>>>

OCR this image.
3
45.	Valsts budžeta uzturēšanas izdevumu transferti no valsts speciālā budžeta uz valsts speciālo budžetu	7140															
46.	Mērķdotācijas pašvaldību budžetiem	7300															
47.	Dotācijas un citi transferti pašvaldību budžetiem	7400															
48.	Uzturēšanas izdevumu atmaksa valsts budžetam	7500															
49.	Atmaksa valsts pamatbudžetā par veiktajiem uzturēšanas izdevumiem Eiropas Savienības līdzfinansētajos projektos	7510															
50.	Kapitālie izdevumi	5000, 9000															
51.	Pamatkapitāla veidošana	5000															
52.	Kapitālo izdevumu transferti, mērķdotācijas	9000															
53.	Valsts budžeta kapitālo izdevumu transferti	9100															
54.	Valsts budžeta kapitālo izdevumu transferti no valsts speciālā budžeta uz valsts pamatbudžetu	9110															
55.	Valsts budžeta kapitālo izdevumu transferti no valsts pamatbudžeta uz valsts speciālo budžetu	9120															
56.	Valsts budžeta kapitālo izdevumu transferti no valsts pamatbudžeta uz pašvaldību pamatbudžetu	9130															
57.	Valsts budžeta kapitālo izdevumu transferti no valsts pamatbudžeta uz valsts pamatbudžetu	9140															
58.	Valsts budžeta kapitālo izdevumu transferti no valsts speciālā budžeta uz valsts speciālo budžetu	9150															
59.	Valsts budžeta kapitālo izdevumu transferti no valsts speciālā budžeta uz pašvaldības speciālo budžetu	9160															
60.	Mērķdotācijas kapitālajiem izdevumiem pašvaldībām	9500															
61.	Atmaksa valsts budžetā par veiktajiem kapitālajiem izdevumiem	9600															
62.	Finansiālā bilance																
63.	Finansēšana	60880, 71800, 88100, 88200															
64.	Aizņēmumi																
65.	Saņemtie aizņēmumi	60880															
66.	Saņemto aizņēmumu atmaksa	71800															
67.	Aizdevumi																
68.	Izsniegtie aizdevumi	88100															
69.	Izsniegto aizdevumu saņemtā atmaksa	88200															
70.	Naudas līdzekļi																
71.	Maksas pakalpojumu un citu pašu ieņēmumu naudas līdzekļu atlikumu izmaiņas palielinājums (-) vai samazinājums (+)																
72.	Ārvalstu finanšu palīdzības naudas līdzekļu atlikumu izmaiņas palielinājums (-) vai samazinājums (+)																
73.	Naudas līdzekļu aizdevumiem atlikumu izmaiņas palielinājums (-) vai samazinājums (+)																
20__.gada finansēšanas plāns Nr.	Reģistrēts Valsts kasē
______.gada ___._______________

<<<

§ Directions
Copy each line containing the word "izmaiņas" from the data.

§ Exercise response
71.	Maksas pakalpojumu un citu pašu ieņēmumu naudas līdzekļu atlikumu izmaiņas palielinājums (-) vai samazinājums (+)																
72.	Ārvalstu finanšu palīdzības naudas līdzekļu atlikumu izmaiņas palielinājums (-) vai samazinājums (+)																
73.	Naudas līdzekļu aizdevumiem atlikumu izmaiņas palielinājums (-) vai samazinājums (+)																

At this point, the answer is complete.